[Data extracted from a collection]
────────

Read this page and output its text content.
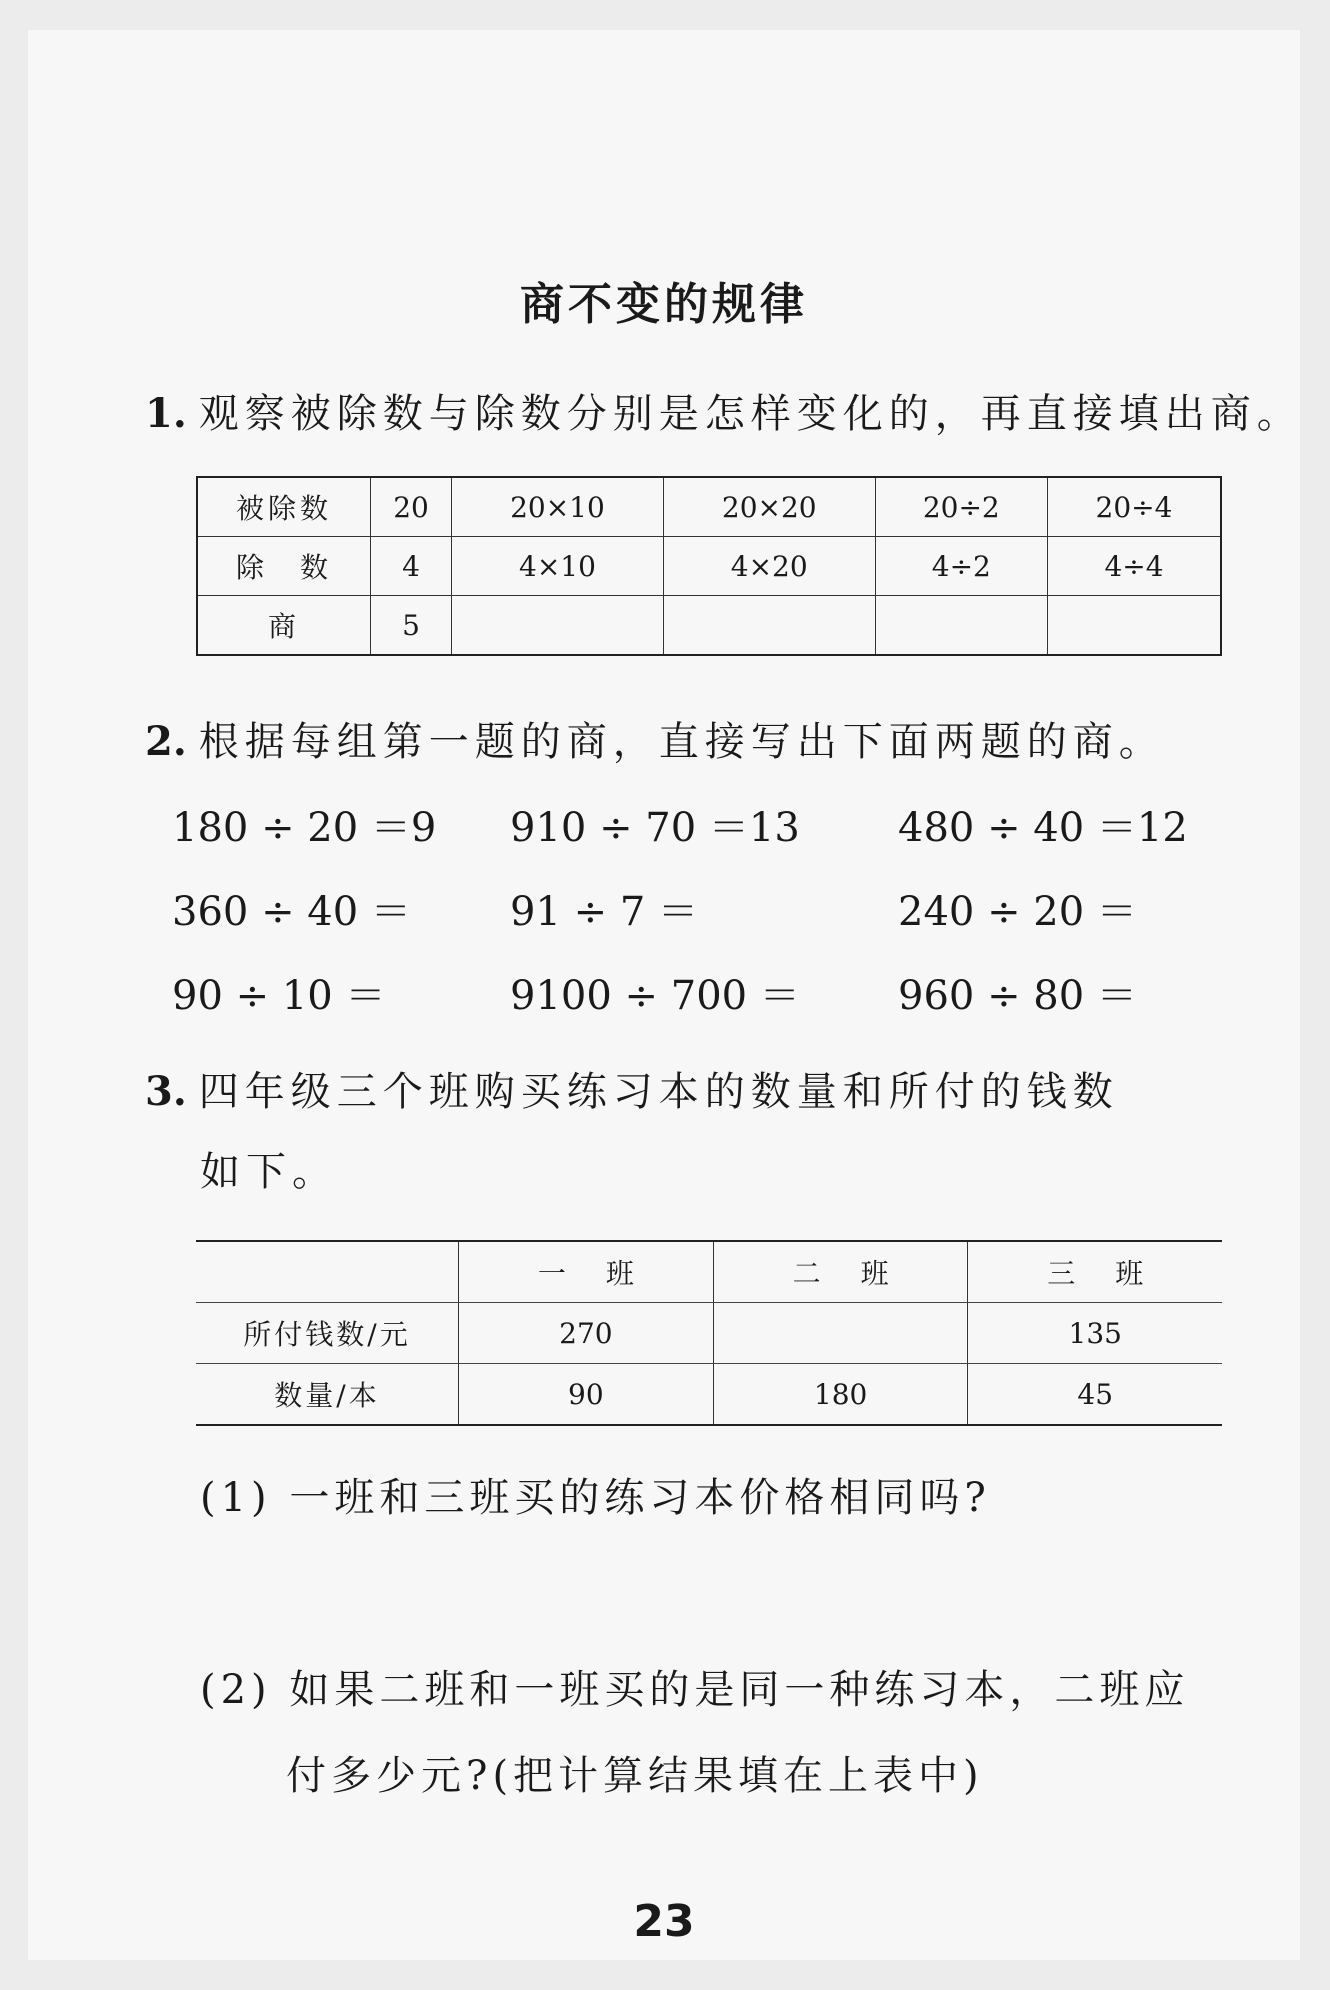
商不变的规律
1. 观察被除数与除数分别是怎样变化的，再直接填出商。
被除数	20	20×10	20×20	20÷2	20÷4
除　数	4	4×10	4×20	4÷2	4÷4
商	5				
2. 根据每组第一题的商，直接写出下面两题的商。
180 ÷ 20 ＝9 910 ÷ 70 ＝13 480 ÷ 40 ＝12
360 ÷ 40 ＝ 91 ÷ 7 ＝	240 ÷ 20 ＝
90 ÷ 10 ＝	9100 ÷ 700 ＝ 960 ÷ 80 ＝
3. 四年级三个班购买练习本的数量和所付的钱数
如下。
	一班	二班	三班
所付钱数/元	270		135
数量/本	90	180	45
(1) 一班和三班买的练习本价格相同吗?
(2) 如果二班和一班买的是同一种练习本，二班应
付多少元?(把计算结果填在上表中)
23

────────

EXERCISE DETAILS:
Return all of the data exactly as written, and drop the pictures.

FULL OUTPUT:
Read this page and output its text content.
商不变的规律
1. 观察被除数与除数分别是怎样变化的，再直接填出商。
被除数	20	20×10	20×20	20÷2	20÷4
除　数	4	4×10	4×20	4÷2	4÷4
商	5				
2. 根据每组第一题的商，直接写出下面两题的商。
180 ÷ 20 ＝9 910 ÷ 70 ＝13 480 ÷ 40 ＝12
360 ÷ 40 ＝ 91 ÷ 7 ＝	240 ÷ 20 ＝
90 ÷ 10 ＝	9100 ÷ 700 ＝ 960 ÷ 80 ＝
3. 四年级三个班购买练习本的数量和所付的钱数
如下。
	一班	二班	三班
所付钱数/元	270		135
数量/本	90	180	45
(1) 一班和三班买的练习本价格相同吗?
(2) 如果二班和一班买的是同一种练习本，二班应
付多少元?(把计算结果填在上表中)
23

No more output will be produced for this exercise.